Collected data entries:
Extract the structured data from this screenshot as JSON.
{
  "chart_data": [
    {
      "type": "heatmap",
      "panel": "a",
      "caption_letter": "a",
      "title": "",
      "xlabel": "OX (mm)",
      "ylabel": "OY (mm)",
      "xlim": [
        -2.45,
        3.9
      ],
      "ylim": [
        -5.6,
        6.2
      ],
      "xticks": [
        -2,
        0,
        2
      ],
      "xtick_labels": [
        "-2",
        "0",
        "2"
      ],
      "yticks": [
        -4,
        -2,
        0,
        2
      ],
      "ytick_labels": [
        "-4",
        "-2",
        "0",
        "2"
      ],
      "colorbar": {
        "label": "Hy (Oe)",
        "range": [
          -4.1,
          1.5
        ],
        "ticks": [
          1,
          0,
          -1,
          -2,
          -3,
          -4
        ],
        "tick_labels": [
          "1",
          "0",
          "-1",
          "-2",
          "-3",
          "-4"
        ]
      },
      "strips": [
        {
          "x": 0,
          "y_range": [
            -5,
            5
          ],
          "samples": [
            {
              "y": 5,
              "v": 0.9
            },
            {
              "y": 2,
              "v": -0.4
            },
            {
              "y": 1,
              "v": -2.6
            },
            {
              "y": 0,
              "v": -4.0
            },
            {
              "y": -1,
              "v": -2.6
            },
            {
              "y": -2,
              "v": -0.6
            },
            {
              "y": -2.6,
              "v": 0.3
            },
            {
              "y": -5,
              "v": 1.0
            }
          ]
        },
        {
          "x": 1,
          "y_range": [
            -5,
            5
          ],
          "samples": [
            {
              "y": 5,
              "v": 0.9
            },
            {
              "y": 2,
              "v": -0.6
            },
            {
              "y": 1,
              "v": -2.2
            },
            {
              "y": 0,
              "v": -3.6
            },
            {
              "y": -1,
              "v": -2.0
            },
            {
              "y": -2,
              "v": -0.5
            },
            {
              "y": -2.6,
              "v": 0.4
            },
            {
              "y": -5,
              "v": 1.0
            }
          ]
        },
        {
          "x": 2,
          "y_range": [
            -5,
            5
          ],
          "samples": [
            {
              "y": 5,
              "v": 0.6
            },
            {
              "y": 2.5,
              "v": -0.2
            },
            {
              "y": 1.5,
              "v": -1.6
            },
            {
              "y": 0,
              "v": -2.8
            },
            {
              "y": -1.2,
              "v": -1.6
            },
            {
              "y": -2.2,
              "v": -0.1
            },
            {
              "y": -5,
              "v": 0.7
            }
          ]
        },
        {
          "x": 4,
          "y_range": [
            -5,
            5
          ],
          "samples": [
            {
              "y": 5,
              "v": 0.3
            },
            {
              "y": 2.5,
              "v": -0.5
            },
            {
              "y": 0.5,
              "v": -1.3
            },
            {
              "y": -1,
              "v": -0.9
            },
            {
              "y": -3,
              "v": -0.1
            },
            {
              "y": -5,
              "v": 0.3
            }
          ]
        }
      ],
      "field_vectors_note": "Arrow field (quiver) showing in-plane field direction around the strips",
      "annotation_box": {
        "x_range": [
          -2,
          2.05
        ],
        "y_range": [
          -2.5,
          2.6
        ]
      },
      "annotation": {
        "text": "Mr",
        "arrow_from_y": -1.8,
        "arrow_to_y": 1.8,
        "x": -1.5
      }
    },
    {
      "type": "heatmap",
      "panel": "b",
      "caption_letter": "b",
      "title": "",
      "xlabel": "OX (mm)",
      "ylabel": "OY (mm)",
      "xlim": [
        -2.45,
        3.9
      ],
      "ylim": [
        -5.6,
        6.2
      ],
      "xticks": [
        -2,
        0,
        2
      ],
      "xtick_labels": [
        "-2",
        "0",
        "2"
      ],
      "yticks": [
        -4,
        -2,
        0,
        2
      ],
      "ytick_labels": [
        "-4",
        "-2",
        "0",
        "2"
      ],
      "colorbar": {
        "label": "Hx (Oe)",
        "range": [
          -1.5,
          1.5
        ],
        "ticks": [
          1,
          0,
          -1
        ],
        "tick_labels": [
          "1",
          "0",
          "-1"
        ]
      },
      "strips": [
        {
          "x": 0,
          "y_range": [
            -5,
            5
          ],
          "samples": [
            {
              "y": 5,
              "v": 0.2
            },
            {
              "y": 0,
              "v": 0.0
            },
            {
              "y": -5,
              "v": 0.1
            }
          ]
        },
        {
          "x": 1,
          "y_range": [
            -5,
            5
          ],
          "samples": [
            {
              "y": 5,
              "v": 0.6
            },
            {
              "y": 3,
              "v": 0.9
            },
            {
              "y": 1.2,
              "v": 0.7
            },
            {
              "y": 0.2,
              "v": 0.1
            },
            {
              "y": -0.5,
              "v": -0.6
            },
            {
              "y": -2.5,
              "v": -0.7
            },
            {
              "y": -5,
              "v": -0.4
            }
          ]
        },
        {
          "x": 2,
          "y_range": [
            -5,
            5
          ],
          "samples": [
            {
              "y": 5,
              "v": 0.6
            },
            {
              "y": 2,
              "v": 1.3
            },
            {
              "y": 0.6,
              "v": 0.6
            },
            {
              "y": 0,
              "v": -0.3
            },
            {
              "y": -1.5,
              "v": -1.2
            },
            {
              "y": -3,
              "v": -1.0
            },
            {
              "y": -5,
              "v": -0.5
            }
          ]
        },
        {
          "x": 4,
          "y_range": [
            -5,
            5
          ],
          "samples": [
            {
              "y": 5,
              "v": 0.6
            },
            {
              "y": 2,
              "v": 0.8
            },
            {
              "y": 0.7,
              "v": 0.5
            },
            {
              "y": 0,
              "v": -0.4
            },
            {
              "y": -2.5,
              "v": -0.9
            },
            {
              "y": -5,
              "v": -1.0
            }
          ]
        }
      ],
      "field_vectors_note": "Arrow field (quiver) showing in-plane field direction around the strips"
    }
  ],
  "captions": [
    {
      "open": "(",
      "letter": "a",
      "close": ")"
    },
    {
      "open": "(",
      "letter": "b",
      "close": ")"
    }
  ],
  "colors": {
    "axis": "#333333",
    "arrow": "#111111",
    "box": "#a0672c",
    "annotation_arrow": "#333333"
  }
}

Stated goal: Retype the entries exactly, including every line.

Response to the exercise:
Extract the structured data from this screenshot as JSON.
{
  "chart_data": [
    {
      "type": "heatmap",
      "panel": "a",
      "caption_letter": "a",
      "title": "",
      "xlabel": "OX (mm)",
      "ylabel": "OY (mm)",
      "xlim": [
        -2.45,
        3.9
      ],
      "ylim": [
        -5.6,
        6.2
      ],
      "xticks": [
        -2,
        0,
        2
      ],
      "xtick_labels": [
        "-2",
        "0",
        "2"
      ],
      "yticks": [
        -4,
        -2,
        0,
        2
      ],
      "ytick_labels": [
        "-4",
        "-2",
        "0",
        "2"
      ],
      "colorbar": {
        "label": "Hy (Oe)",
        "range": [
          -4.1,
          1.5
        ],
        "ticks": [
          1,
          0,
          -1,
          -2,
          -3,
          -4
        ],
        "tick_labels": [
          "1",
          "0",
          "-1",
          "-2",
          "-3",
          "-4"
        ]
      },
      "strips": [
        {
          "x": 0,
          "y_range": [
            -5,
            5
          ],
          "samples": [
            {
              "y": 5,
              "v": 0.9
            },
            {
              "y": 2,
              "v": -0.4
            },
            {
              "y": 1,
              "v": -2.6
            },
            {
              "y": 0,
              "v": -4.0
            },
            {
              "y": -1,
              "v": -2.6
            },
            {
              "y": -2,
              "v": -0.6
            },
            {
              "y": -2.6,
              "v": 0.3
            },
            {
              "y": -5,
              "v": 1.0
            }
          ]
        },
        {
          "x": 1,
          "y_range": [
            -5,
            5
          ],
          "samples": [
            {
              "y": 5,
              "v": 0.9
            },
            {
              "y": 2,
              "v": -0.6
            },
            {
              "y": 1,
              "v": -2.2
            },
            {
              "y": 0,
              "v": -3.6
            },
            {
              "y": -1,
              "v": -2.0
            },
            {
              "y": -2,
              "v": -0.5
            },
            {
              "y": -2.6,
              "v": 0.4
            },
            {
              "y": -5,
              "v": 1.0
            }
          ]
        },
        {
          "x": 2,
          "y_range": [
            -5,
            5
          ],
          "samples": [
            {
              "y": 5,
              "v": 0.6
            },
            {
              "y": 2.5,
              "v": -0.2
            },
            {
              "y": 1.5,
              "v": -1.6
            },
            {
              "y": 0,
              "v": -2.8
            },
            {
              "y": -1.2,
              "v": -1.6
            },
            {
              "y": -2.2,
              "v": -0.1
            },
            {
              "y": -5,
              "v": 0.7
            }
          ]
        },
        {
          "x": 4,
          "y_range": [
            -5,
            5
          ],
          "samples": [
            {
              "y": 5,
              "v": 0.3
            },
            {
              "y": 2.5,
              "v": -0.5
            },
            {
              "y": 0.5,
              "v": -1.3
            },
            {
              "y": -1,
              "v": -0.9
            },
            {
              "y": -3,
              "v": -0.1
            },
            {
              "y": -5,
              "v": 0.3
            }
          ]
        }
      ],
      "field_vectors_note": "Arrow field (quiver) showing in-plane field direction around the strips",
      "annotation_box": {
        "x_range": [
          -2,
          2.05
        ],
        "y_range": [
          -2.5,
          2.6
        ]
      },
      "annotation": {
        "text": "Mr",
        "arrow_from_y": -1.8,
        "arrow_to_y": 1.8,
        "x": -1.5
      }
    },
    {
      "type": "heatmap",
      "panel": "b",
      "caption_letter": "b",
      "title": "",
      "xlabel": "OX (mm)",
      "ylabel": "OY (mm)",
      "xlim": [
        -2.45,
        3.9
      ],
      "ylim": [
        -5.6,
        6.2
      ],
      "xticks": [
        -2,
        0,
        2
      ],
      "xtick_labels": [
        "-2",
        "0",
        "2"
      ],
      "yticks": [
        -4,
        -2,
        0,
        2
      ],
      "ytick_labels": [
        "-4",
        "-2",
        "0",
        "2"
      ],
      "colorbar": {
        "label": "Hx (Oe)",
        "range": [
          -1.5,
          1.5
        ],
        "ticks": [
          1,
          0,
          -1
        ],
        "tick_labels": [
          "1",
          "0",
          "-1"
        ]
      },
      "strips": [
        {
          "x": 0,
          "y_range": [
            -5,
            5
          ],
          "samples": [
            {
              "y": 5,
              "v": 0.2
            },
            {
              "y": 0,
              "v": 0.0
            },
            {
              "y": -5,
              "v": 0.1
            }
          ]
        },
        {
          "x": 1,
          "y_range": [
            -5,
            5
          ],
          "samples": [
            {
              "y": 5,
              "v": 0.6
            },
            {
              "y": 3,
              "v": 0.9
            },
            {
              "y": 1.2,
              "v": 0.7
            },
            {
              "y": 0.2,
              "v": 0.1
            },
            {
              "y": -0.5,
              "v": -0.6
            },
            {
              "y": -2.5,
              "v": -0.7
            },
            {
              "y": -5,
              "v": -0.4
            }
          ]
        },
        {
          "x": 2,
          "y_range": [
            -5,
            5
          ],
          "samples": [
            {
              "y": 5,
              "v": 0.6
            },
            {
              "y": 2,
              "v": 1.3
            },
            {
              "y": 0.6,
              "v": 0.6
            },
            {
              "y": 0,
              "v": -0.3
            },
            {
              "y": -1.5,
              "v": -1.2
            },
            {
              "y": -3,
              "v": -1.0
            },
            {
              "y": -5,
              "v": -0.5
            }
          ]
        },
        {
          "x": 4,
          "y_range": [
            -5,
            5
          ],
          "samples": [
            {
              "y": 5,
              "v": 0.6
            },
            {
              "y": 2,
              "v": 0.8
            },
            {
              "y": 0.7,
              "v": 0.5
            },
            {
              "y": 0,
              "v": -0.4
            },
            {
              "y": -2.5,
              "v": -0.9
            },
            {
              "y": -5,
              "v": -1.0
            }
          ]
        }
      ],
      "field_vectors_note": "Arrow field (quiver) showing in-plane field direction around the strips"
    }
  ],
  "captions": [
    {
      "open": "(",
      "letter": "a",
      "close": ")"
    },
    {
      "open": "(",
      "letter": "b",
      "close": ")"
    }
  ],
  "colors": {
    "axis": "#333333",
    "arrow": "#111111",
    "box": "#a0672c",
    "annotation_arrow": "#333333"
  }
}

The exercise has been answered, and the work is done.